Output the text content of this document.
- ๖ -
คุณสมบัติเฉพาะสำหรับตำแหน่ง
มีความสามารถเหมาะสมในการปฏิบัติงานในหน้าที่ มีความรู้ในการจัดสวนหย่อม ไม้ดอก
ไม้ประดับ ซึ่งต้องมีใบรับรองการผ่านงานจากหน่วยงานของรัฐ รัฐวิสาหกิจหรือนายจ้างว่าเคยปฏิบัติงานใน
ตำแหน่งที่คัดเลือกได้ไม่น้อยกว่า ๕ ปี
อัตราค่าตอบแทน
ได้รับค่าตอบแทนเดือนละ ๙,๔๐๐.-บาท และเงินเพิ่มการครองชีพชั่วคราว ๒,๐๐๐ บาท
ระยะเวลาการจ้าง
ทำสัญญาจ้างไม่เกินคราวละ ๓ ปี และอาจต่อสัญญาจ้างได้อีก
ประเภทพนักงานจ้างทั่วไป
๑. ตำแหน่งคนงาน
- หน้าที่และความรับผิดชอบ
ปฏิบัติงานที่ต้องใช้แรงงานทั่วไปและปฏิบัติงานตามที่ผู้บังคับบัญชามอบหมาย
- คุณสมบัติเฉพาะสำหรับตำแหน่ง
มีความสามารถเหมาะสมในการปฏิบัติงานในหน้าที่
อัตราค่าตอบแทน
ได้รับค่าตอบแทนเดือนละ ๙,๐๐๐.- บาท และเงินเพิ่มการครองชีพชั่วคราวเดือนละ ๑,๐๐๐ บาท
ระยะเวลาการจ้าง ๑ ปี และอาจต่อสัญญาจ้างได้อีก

GOAL: Search the lines above for the string "เฉพาะสำหร" and copy each line that has it.

EXPECTED OUTPUT:
คุณสมบัติเฉพาะสำหรับตำแหน่ง
- คุณสมบัติเฉพาะสำหรับตำแหน่ง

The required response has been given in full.